*BRIEF*
Present the following entries again, word for word and in full.

══════════

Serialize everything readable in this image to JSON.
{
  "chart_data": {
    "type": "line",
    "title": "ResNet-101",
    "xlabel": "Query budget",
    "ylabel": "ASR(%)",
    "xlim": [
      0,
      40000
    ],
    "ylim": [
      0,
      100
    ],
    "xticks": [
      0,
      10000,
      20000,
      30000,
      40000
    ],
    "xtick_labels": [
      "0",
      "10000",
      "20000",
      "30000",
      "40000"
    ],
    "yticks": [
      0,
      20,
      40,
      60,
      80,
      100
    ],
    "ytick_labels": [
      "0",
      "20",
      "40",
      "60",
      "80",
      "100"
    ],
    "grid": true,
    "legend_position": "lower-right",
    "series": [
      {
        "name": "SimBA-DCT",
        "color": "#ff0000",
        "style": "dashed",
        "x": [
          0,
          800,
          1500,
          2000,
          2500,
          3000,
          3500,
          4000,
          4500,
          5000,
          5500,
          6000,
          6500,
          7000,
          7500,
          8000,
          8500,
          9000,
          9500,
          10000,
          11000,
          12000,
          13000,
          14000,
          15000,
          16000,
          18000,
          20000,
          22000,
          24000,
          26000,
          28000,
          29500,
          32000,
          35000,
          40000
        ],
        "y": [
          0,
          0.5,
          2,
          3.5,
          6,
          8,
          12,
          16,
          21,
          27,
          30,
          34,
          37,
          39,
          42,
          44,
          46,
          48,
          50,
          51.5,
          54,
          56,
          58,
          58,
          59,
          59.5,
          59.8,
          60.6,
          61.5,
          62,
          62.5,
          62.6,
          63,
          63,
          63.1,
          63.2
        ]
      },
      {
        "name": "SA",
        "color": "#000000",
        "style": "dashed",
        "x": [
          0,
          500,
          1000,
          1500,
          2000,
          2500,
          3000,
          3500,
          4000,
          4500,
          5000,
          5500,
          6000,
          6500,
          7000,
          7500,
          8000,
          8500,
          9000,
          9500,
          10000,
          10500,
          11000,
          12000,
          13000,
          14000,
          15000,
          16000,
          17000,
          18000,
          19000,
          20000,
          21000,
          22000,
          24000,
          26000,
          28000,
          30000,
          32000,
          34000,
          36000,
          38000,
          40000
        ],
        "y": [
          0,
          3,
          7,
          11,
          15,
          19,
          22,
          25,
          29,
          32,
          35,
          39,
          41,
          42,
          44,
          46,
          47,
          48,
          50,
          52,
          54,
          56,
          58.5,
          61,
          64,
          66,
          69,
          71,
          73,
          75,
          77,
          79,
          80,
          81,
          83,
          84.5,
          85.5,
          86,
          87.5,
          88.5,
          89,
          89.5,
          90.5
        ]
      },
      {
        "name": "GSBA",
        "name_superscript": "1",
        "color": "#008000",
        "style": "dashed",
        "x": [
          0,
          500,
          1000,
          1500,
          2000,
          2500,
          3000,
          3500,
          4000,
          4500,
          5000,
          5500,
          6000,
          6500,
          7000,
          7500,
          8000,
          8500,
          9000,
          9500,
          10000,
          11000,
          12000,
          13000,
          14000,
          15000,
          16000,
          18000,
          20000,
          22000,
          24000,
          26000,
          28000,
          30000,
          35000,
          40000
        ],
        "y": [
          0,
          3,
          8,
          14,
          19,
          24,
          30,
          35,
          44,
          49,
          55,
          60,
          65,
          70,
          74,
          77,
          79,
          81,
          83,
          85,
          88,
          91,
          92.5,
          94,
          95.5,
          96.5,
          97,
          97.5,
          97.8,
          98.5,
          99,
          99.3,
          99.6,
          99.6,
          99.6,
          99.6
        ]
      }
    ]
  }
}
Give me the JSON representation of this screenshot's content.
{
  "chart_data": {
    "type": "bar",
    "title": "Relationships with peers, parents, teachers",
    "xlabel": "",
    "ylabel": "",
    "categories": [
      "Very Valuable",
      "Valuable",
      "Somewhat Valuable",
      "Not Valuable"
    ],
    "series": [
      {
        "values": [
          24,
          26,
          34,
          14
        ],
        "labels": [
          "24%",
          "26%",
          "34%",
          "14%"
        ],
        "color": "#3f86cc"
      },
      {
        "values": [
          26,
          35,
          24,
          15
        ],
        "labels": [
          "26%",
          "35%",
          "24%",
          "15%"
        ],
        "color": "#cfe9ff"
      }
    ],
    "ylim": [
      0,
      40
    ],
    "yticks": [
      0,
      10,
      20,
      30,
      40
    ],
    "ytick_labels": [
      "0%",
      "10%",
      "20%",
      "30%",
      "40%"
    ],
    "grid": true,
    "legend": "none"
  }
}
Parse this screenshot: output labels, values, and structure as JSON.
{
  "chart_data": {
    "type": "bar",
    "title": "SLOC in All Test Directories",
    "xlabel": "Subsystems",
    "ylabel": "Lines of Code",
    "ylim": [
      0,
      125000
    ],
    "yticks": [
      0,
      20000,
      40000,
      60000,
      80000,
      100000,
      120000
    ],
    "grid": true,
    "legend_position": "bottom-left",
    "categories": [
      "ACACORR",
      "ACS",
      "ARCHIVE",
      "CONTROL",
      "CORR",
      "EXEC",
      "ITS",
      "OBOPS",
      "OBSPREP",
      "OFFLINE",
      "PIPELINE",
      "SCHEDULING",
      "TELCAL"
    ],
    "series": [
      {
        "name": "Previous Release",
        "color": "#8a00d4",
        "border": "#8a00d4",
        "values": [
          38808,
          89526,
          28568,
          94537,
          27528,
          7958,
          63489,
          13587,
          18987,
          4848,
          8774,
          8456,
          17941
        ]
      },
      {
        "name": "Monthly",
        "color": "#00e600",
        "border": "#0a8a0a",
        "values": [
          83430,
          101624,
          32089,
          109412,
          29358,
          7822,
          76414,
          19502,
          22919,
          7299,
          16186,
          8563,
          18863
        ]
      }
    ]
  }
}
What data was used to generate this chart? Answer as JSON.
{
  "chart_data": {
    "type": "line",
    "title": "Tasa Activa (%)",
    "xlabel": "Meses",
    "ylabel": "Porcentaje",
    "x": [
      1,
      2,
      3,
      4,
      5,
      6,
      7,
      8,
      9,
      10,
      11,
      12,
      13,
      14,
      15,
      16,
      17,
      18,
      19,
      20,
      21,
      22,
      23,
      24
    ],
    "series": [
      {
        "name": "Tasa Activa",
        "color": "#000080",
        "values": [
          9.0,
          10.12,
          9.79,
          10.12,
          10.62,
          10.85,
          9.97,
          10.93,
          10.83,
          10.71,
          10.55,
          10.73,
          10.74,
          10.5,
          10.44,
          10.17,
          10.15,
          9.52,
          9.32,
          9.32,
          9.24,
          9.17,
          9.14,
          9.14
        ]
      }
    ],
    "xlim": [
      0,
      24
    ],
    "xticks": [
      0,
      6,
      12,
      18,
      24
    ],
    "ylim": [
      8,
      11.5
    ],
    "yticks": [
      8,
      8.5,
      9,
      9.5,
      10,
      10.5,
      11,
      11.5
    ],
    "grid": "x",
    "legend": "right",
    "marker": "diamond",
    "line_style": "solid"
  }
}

══════════

*EXPECTED OUTPUT*
Serialize everything readable in this image to JSON.
{
  "chart_data": {
    "type": "line",
    "title": "ResNet-101",
    "xlabel": "Query budget",
    "ylabel": "ASR(%)",
    "xlim": [
      0,
      40000
    ],
    "ylim": [
      0,
      100
    ],
    "xticks": [
      0,
      10000,
      20000,
      30000,
      40000
    ],
    "xtick_labels": [
      "0",
      "10000",
      "20000",
      "30000",
      "40000"
    ],
    "yticks": [
      0,
      20,
      40,
      60,
      80,
      100
    ],
    "ytick_labels": [
      "0",
      "20",
      "40",
      "60",
      "80",
      "100"
    ],
    "grid": true,
    "legend_position": "lower-right",
    "series": [
      {
        "name": "SimBA-DCT",
        "color": "#ff0000",
        "style": "dashed",
        "x": [
          0,
          800,
          1500,
          2000,
          2500,
          3000,
          3500,
          4000,
          4500,
          5000,
          5500,
          6000,
          6500,
          7000,
          7500,
          8000,
          8500,
          9000,
          9500,
          10000,
          11000,
          12000,
          13000,
          14000,
          15000,
          16000,
          18000,
          20000,
          22000,
          24000,
          26000,
          28000,
          29500,
          32000,
          35000,
          40000
        ],
        "y": [
          0,
          0.5,
          2,
          3.5,
          6,
          8,
          12,
          16,
          21,
          27,
          30,
          34,
          37,
          39,
          42,
          44,
          46,
          48,
          50,
          51.5,
          54,
          56,
          58,
          58,
          59,
          59.5,
          59.8,
          60.6,
          61.5,
          62,
          62.5,
          62.6,
          63,
          63,
          63.1,
          63.2
        ]
      },
      {
        "name": "SA",
        "color": "#000000",
        "style": "dashed",
        "x": [
          0,
          500,
          1000,
          1500,
          2000,
          2500,
          3000,
          3500,
          4000,
          4500,
          5000,
          5500,
          6000,
          6500,
          7000,
          7500,
          8000,
          8500,
          9000,
          9500,
          10000,
          10500,
          11000,
          12000,
          13000,
          14000,
          15000,
          16000,
          17000,
          18000,
          19000,
          20000,
          21000,
          22000,
          24000,
          26000,
          28000,
          30000,
          32000,
          34000,
          36000,
          38000,
          40000
        ],
        "y": [
          0,
          3,
          7,
          11,
          15,
          19,
          22,
          25,
          29,
          32,
          35,
          39,
          41,
          42,
          44,
          46,
          47,
          48,
          50,
          52,
          54,
          56,
          58.5,
          61,
          64,
          66,
          69,
          71,
          73,
          75,
          77,
          79,
          80,
          81,
          83,
          84.5,
          85.5,
          86,
          87.5,
          88.5,
          89,
          89.5,
          90.5
        ]
      },
      {
        "name": "GSBA",
        "name_superscript": "1",
        "color": "#008000",
        "style": "dashed",
        "x": [
          0,
          500,
          1000,
          1500,
          2000,
          2500,
          3000,
          3500,
          4000,
          4500,
          5000,
          5500,
          6000,
          6500,
          7000,
          7500,
          8000,
          8500,
          9000,
          9500,
          10000,
          11000,
          12000,
          13000,
          14000,
          15000,
          16000,
          18000,
          20000,
          22000,
          24000,
          26000,
          28000,
          30000,
          35000,
          40000
        ],
        "y": [
          0,
          3,
          8,
          14,
          19,
          24,
          30,
          35,
          44,
          49,
          55,
          60,
          65,
          70,
          74,
          77,
          79,
          81,
          83,
          85,
          88,
          91,
          92.5,
          94,
          95.5,
          96.5,
          97,
          97.5,
          97.8,
          98.5,
          99,
          99.3,
          99.6,
          99.6,
          99.6,
          99.6
        ]
      }
    ]
  }
}
Give me the JSON representation of this screenshot's content.
{
  "chart_data": {
    "type": "bar",
    "title": "Relationships with peers, parents, teachers",
    "xlabel": "",
    "ylabel": "",
    "categories": [
      "Very Valuable",
      "Valuable",
      "Somewhat Valuable",
      "Not Valuable"
    ],
    "series": [
      {
        "values": [
          24,
          26,
          34,
          14
        ],
        "labels": [
          "24%",
          "26%",
          "34%",
          "14%"
        ],
        "color": "#3f86cc"
      },
      {
        "values": [
          26,
          35,
          24,
          15
        ],
        "labels": [
          "26%",
          "35%",
          "24%",
          "15%"
        ],
        "color": "#cfe9ff"
      }
    ],
    "ylim": [
      0,
      40
    ],
    "yticks": [
      0,
      10,
      20,
      30,
      40
    ],
    "ytick_labels": [
      "0%",
      "10%",
      "20%",
      "30%",
      "40%"
    ],
    "grid": true,
    "legend": "none"
  }
}
Parse this screenshot: output labels, values, and structure as JSON.
{
  "chart_data": {
    "type": "bar",
    "title": "SLOC in All Test Directories",
    "xlabel": "Subsystems",
    "ylabel": "Lines of Code",
    "ylim": [
      0,
      125000
    ],
    "yticks": [
      0,
      20000,
      40000,
      60000,
      80000,
      100000,
      120000
    ],
    "grid": true,
    "legend_position": "bottom-left",
    "categories": [
      "ACACORR",
      "ACS",
      "ARCHIVE",
      "CONTROL",
      "CORR",
      "EXEC",
      "ITS",
      "OBOPS",
      "OBSPREP",
      "OFFLINE",
      "PIPELINE",
      "SCHEDULING",
      "TELCAL"
    ],
    "series": [
      {
        "name": "Previous Release",
        "color": "#8a00d4",
        "border": "#8a00d4",
        "values": [
          38808,
          89526,
          28568,
          94537,
          27528,
          7958,
          63489,
          13587,
          18987,
          4848,
          8774,
          8456,
          17941
        ]
      },
      {
        "name": "Monthly",
        "color": "#00e600",
        "border": "#0a8a0a",
        "values": [
          83430,
          101624,
          32089,
          109412,
          29358,
          7822,
          76414,
          19502,
          22919,
          7299,
          16186,
          8563,
          18863
        ]
      }
    ]
  }
}
What data was used to generate this chart? Answer as JSON.
{
  "chart_data": {
    "type": "line",
    "title": "Tasa Activa (%)",
    "xlabel": "Meses",
    "ylabel": "Porcentaje",
    "x": [
      1,
      2,
      3,
      4,
      5,
      6,
      7,
      8,
      9,
      10,
      11,
      12,
      13,
      14,
      15,
      16,
      17,
      18,
      19,
      20,
      21,
      22,
      23,
      24
    ],
    "series": [
      {
        "name": "Tasa Activa",
        "color": "#000080",
        "values": [
          9.0,
          10.12,
          9.79,
          10.12,
          10.62,
          10.85,
          9.97,
          10.93,
          10.83,
          10.71,
          10.55,
          10.73,
          10.74,
          10.5,
          10.44,
          10.17,
          10.15,
          9.52,
          9.32,
          9.32,
          9.24,
          9.17,
          9.14,
          9.14
        ]
      }
    ],
    "xlim": [
      0,
      24
    ],
    "xticks": [
      0,
      6,
      12,
      18,
      24
    ],
    "ylim": [
      8,
      11.5
    ],
    "yticks": [
      8,
      8.5,
      9,
      9.5,
      10,
      10.5,
      11,
      11.5
    ],
    "grid": "x",
    "legend": "right",
    "marker": "diamond",
    "line_style": "solid"
  }
}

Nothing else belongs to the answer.